What the exercise asks:
Reproduce each line of the material precisely.

-- begin --

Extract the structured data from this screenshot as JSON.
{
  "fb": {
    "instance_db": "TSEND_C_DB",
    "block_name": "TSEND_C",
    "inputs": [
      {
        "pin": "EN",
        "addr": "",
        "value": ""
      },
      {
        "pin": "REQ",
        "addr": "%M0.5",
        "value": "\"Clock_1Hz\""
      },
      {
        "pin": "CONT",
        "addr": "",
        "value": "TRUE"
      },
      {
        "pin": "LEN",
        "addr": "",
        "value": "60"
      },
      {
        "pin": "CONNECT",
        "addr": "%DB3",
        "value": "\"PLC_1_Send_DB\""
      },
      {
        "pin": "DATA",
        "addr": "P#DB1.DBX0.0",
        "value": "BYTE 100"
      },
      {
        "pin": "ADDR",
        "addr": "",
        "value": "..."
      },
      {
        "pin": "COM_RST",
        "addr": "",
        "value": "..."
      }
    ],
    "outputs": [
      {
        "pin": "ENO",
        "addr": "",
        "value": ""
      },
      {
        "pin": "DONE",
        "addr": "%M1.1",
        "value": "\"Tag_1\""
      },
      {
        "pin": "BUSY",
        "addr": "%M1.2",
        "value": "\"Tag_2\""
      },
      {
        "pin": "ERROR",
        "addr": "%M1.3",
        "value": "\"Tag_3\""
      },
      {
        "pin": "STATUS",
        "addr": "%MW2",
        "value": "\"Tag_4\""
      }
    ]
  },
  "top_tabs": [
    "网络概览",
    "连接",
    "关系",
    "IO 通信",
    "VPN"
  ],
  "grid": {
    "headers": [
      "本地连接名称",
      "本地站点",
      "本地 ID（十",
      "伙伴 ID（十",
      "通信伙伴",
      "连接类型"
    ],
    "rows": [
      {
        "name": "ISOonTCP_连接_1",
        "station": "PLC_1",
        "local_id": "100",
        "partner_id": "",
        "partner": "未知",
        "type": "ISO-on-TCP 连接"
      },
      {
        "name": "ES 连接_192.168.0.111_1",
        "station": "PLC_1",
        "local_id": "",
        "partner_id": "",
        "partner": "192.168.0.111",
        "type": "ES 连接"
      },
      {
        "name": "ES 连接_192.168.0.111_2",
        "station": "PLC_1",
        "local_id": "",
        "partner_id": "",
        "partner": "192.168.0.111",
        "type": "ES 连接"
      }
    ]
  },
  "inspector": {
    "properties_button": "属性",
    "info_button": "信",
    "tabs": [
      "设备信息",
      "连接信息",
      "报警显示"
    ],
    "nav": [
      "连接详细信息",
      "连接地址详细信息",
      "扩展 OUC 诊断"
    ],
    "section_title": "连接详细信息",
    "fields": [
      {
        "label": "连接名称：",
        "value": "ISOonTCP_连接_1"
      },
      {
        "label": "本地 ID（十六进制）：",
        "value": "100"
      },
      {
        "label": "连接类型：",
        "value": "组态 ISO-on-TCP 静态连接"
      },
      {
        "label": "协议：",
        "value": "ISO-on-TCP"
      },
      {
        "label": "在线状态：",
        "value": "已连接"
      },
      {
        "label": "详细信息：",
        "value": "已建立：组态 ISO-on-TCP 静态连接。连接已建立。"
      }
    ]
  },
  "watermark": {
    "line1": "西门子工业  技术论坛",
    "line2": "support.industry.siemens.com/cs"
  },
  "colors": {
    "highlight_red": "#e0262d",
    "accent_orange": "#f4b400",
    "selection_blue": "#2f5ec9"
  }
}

-- end --

Response below:
Extract the structured data from this screenshot as JSON.
{
  "fb": {
    "instance_db": "TSEND_C_DB",
    "block_name": "TSEND_C",
    "inputs": [
      {
        "pin": "EN",
        "addr": "",
        "value": ""
      },
      {
        "pin": "REQ",
        "addr": "%M0.5",
        "value": "\"Clock_1Hz\""
      },
      {
        "pin": "CONT",
        "addr": "",
        "value": "TRUE"
      },
      {
        "pin": "LEN",
        "addr": "",
        "value": "60"
      },
      {
        "pin": "CONNECT",
        "addr": "%DB3",
        "value": "\"PLC_1_Send_DB\""
      },
      {
        "pin": "DATA",
        "addr": "P#DB1.DBX0.0",
        "value": "BYTE 100"
      },
      {
        "pin": "ADDR",
        "addr": "",
        "value": "..."
      },
      {
        "pin": "COM_RST",
        "addr": "",
        "value": "..."
      }
    ],
    "outputs": [
      {
        "pin": "ENO",
        "addr": "",
        "value": ""
      },
      {
        "pin": "DONE",
        "addr": "%M1.1",
        "value": "\"Tag_1\""
      },
      {
        "pin": "BUSY",
        "addr": "%M1.2",
        "value": "\"Tag_2\""
      },
      {
        "pin": "ERROR",
        "addr": "%M1.3",
        "value": "\"Tag_3\""
      },
      {
        "pin": "STATUS",
        "addr": "%MW2",
        "value": "\"Tag_4\""
      }
    ]
  },
  "top_tabs": [
    "网络概览",
    "连接",
    "关系",
    "IO 通信",
    "VPN"
  ],
  "grid": {
    "headers": [
      "本地连接名称",
      "本地站点",
      "本地 ID（十",
      "伙伴 ID（十",
      "通信伙伴",
      "连接类型"
    ],
    "rows": [
      {
        "name": "ISOonTCP_连接_1",
        "station": "PLC_1",
        "local_id": "100",
        "partner_id": "",
        "partner": "未知",
        "type": "ISO-on-TCP 连接"
      },
      {
        "name": "ES 连接_192.168.0.111_1",
        "station": "PLC_1",
        "local_id": "",
        "partner_id": "",
        "partner": "192.168.0.111",
        "type": "ES 连接"
      },
      {
        "name": "ES 连接_192.168.0.111_2",
        "station": "PLC_1",
        "local_id": "",
        "partner_id": "",
        "partner": "192.168.0.111",
        "type": "ES 连接"
      }
    ]
  },
  "inspector": {
    "properties_button": "属性",
    "info_button": "信",
    "tabs": [
      "设备信息",
      "连接信息",
      "报警显示"
    ],
    "nav": [
      "连接详细信息",
      "连接地址详细信息",
      "扩展 OUC 诊断"
    ],
    "section_title": "连接详细信息",
    "fields": [
      {
        "label": "连接名称：",
        "value": "ISOonTCP_连接_1"
      },
      {
        "label": "本地 ID（十六进制）：",
        "value": "100"
      },
      {
        "label": "连接类型：",
        "value": "组态 ISO-on-TCP 静态连接"
      },
      {
        "label": "协议：",
        "value": "ISO-on-TCP"
      },
      {
        "label": "在线状态：",
        "value": "已连接"
      },
      {
        "label": "详细信息：",
        "value": "已建立：组态 ISO-on-TCP 静态连接。连接已建立。"
      }
    ]
  },
  "watermark": {
    "line1": "西门子工业  技术论坛",
    "line2": "support.industry.siemens.com/cs"
  },
  "colors": {
    "highlight_red": "#e0262d",
    "accent_orange": "#f4b400",
    "selection_blue": "#2f5ec9"
  }
}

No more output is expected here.